--- Start of SUPPLIED RECORDS ---

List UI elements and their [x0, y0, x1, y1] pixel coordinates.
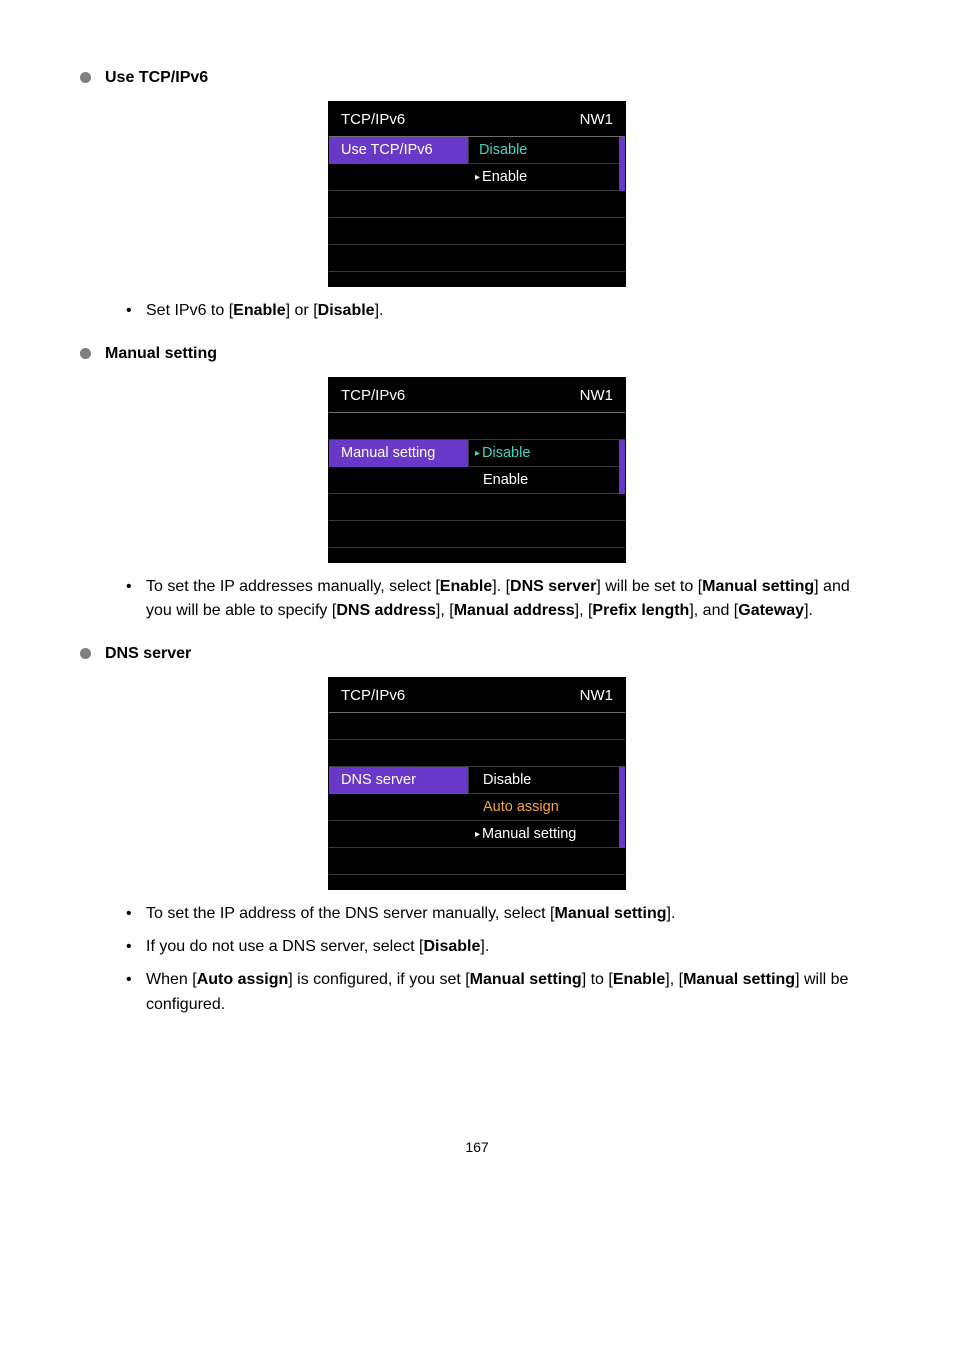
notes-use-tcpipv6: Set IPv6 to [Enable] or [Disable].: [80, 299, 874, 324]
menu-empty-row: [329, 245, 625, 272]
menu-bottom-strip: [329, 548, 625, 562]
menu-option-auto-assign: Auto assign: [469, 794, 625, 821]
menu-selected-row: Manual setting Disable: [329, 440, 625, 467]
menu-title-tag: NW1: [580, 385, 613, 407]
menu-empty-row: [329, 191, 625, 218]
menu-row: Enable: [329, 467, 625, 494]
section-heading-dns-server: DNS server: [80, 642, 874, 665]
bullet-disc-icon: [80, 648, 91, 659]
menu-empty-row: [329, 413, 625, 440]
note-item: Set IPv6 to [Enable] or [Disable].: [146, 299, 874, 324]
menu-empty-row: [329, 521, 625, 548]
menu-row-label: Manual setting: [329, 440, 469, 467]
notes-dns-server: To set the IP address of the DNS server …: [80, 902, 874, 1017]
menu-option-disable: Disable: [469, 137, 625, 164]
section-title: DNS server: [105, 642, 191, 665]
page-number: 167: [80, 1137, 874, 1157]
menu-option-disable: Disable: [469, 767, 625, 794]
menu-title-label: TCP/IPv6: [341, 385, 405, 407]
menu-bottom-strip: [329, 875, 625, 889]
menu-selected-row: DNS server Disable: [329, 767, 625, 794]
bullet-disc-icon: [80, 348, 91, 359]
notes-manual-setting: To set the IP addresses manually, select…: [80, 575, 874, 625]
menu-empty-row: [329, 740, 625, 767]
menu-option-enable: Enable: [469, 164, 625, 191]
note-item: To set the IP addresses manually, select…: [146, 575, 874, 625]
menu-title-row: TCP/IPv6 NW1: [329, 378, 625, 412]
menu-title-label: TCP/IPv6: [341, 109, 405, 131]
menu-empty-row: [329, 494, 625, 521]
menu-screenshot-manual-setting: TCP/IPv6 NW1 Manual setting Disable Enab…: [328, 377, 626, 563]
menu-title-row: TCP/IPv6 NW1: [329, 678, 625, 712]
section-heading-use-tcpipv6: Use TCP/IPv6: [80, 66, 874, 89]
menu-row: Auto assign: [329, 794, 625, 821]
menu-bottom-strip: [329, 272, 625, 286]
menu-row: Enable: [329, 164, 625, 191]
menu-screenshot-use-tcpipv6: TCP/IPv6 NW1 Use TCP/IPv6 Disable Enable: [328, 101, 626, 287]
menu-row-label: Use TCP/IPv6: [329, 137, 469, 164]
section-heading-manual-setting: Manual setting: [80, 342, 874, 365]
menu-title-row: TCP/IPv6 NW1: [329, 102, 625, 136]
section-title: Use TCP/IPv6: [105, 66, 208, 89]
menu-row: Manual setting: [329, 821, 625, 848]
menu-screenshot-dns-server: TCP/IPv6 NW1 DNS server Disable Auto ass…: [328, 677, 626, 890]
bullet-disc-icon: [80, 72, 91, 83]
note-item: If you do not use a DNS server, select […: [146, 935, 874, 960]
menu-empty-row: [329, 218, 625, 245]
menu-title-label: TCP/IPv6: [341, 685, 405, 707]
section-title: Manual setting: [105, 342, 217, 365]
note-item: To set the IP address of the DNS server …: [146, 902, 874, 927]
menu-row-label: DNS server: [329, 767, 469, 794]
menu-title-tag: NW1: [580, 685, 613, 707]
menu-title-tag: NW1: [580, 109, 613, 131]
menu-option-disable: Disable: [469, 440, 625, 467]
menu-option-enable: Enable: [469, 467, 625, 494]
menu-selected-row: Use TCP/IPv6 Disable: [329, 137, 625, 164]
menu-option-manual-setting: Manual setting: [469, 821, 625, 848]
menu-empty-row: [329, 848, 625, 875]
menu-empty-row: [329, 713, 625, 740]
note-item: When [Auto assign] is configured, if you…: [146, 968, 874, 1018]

--- End of SUPPLIED RECORDS ---
--- Start of SUPPLIED RECORDS ---

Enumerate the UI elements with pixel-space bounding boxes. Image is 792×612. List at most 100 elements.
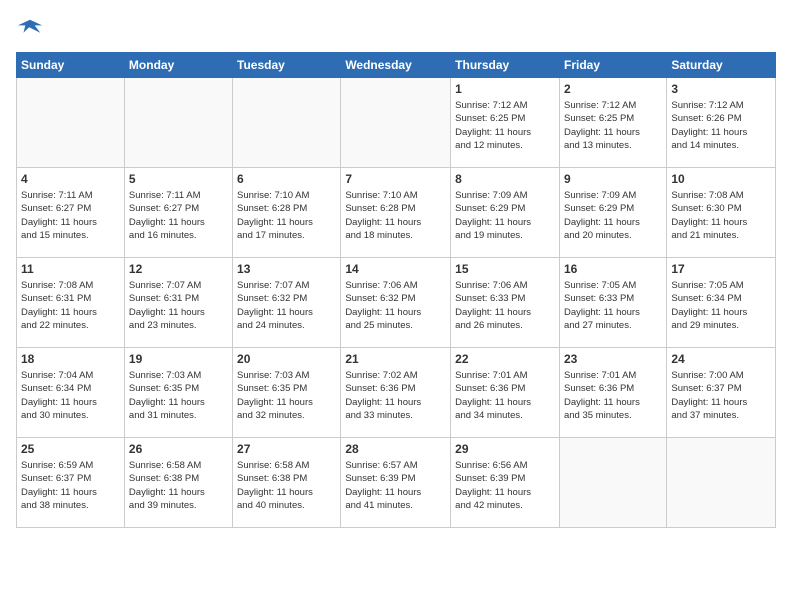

--- End of SUPPLIED RECORDS ---

BRIEF: Put the rows from the line containing "List UI elements" through the line containing "menu-screenshot-use-tcpipv6: TCP/IPv6 NW1", both included, into a JSON list of strings, one string per line, skipping blank lines and leaving out the picture.

RESPONSE TO THIS TASK:
[
  "List UI elements and their [x0, y0, x1, y1] pixel coordinates.",
  "notes-use-tcpipv6: Set IPv6 to [Enable] or [Disable].: [80, 299, 874, 324]",
  "menu-empty-row: [329, 245, 625, 272]",
  "menu-bottom-strip: [329, 548, 625, 562]",
  "menu-option-auto-assign: Auto assign: [469, 794, 625, 821]",
  "menu-selected-row: Manual setting Disable: [329, 440, 625, 467]",
  "menu-title-tag: NW1: [580, 385, 613, 407]",
  "menu-empty-row: [329, 191, 625, 218]",
  "menu-row: Enable: [329, 467, 625, 494]",
  "section-heading-dns-server: DNS server: [80, 642, 874, 665]",
  "bullet-disc-icon: [80, 648, 91, 659]",
  "menu-empty-row: [329, 413, 625, 440]",
  "note-item: Set IPv6 to [Enable] or [Disable].: [146, 299, 874, 324]",
  "menu-empty-row: [329, 521, 625, 548]",
  "menu-row-label: Manual setting: [329, 440, 469, 467]",
  "notes-dns-server: To set the IP address of the DNS server …: [80, 902, 874, 1017]",
  "menu-option-disable: Disable: [469, 137, 625, 164]",
  "section-title: DNS server: [105, 642, 191, 665]",
  "page-number: 167: [80, 1137, 874, 1157]",
  "menu-option-disable: Disable: [469, 767, 625, 794]",
  "menu-title-label: TCP/IPv6: [341, 385, 405, 407]",
  "menu-bottom-strip: [329, 875, 625, 889]",
  "menu-selected-row: DNS server Disable: [329, 767, 625, 794]",
  "bullet-disc-icon: [80, 348, 91, 359]",
  "notes-manual-setting: To set the IP addresses manually, select…: [80, 575, 874, 625]",
  "menu-empty-row: [329, 740, 625, 767]",
  "menu-option-enable: Enable: [469, 164, 625, 191]",
  "note-item: To set the IP addresses manually, select…: [146, 575, 874, 625]",
  "menu-title-row: TCP/IPv6 NW1: [329, 378, 625, 412]",
  "menu-title-label: TCP/IPv6: [341, 109, 405, 131]",
  "menu-empty-row: [329, 494, 625, 521]",
  "menu-screenshot-manual-setting: TCP/IPv6 NW1 Manual setting Disable Enab…: [328, 377, 626, 563]",
  "menu-title-row: TCP/IPv6 NW1: [329, 678, 625, 712]",
  "section-heading-use-tcpipv6: Use TCP/IPv6: [80, 66, 874, 89]",
  "menu-row: Auto assign: [329, 794, 625, 821]",
  "menu-bottom-strip: [329, 272, 625, 286]",
  "menu-row: Enable: [329, 164, 625, 191]",
  "menu-screenshot-use-tcpipv6: TCP/IPv6 NW1 Use TCP/IPv6 Disable Enable: [328, 101, 626, 287]"
]